─── Record extracts ───

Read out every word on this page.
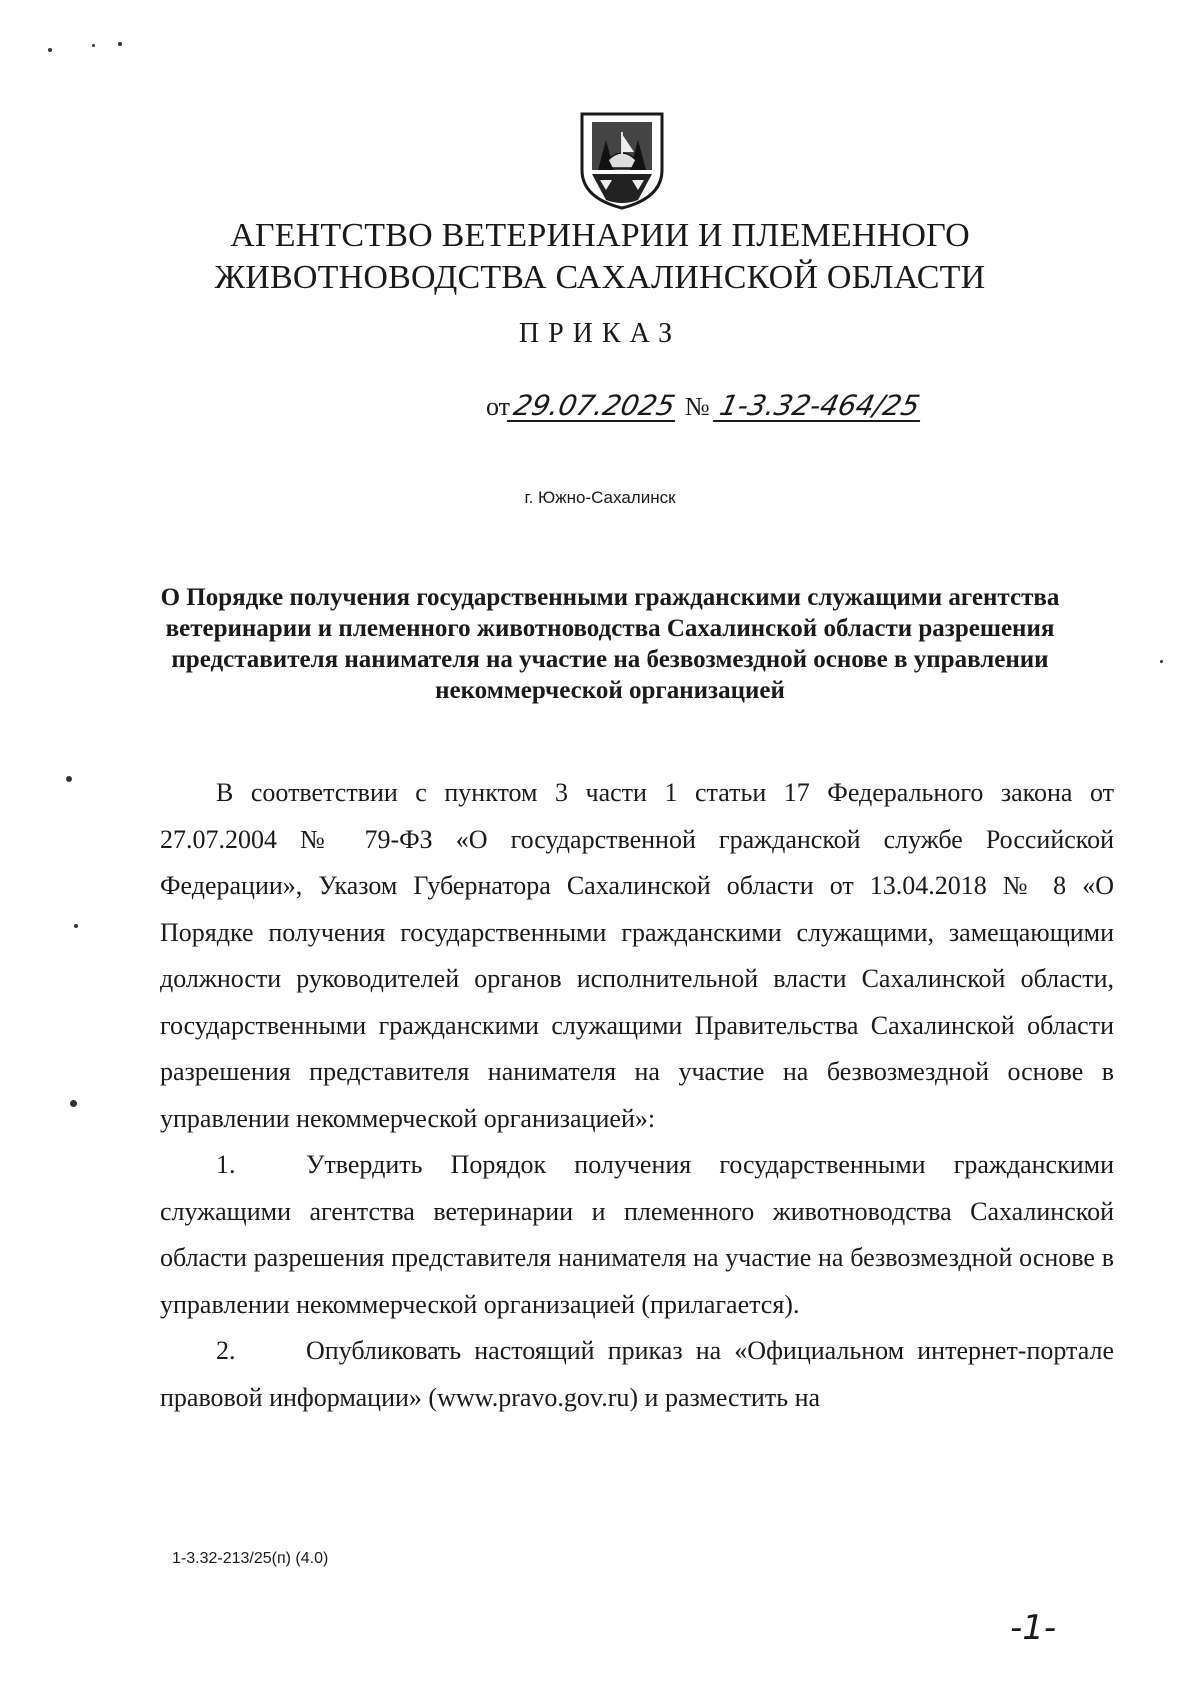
АГЕНТСТВО ВЕТЕРИНАРИИ И ПЛЕМЕННОГО
ЖИВОТНОВОДСТВА САХАЛИНСКОЙ ОБЛАСТИ
ПРИКАЗ
от29.07.2025 № 1-3.32-464/25
г. Южно-Сахалинск
О Порядке получения государственными гражданскими служащими агентства ветеринарии и племенного животноводства Сахалинской области разрешения представителя нанимателя на участие на безвозмездной основе в управлении некоммерческой организацией

В соответствии с пунктом 3 части 1 статьи 17 Федерального закона от 27.07.2004 № 79-ФЗ «О государственной гражданской службе Российской Федерации», Указом Губернатора Сахалинской области от 13.04.2018 № 8 «О Порядке получения государственными гражданскими служащими, замещающими должности руководителей органов исполнительной власти Сахалинской области, государственными гражданскими служащими Правительства Сахалинской области разрешения представителя нанимателя на участие на безвозмездной основе в управлении некоммерческой организацией»:

1.	Утвердить Порядок получения государственными гражданскими служащими агентства ветеринарии и племенного животноводства Сахалинской области разрешения представителя нанимателя на участие на безвозмездной основе в управлении некоммерческой организацией (прилагается).

2.	Опубликовать настоящий приказ на «Официальном интернет-портале правовой информации» (www.pravo.gov.ru) и разместить на

1-3.32-213/25(п) (4.0)
-1-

───

**What you have to do:** Count the lines in the entries that hold the word "агентства", and give nothing but the total.

**The completed task:** 2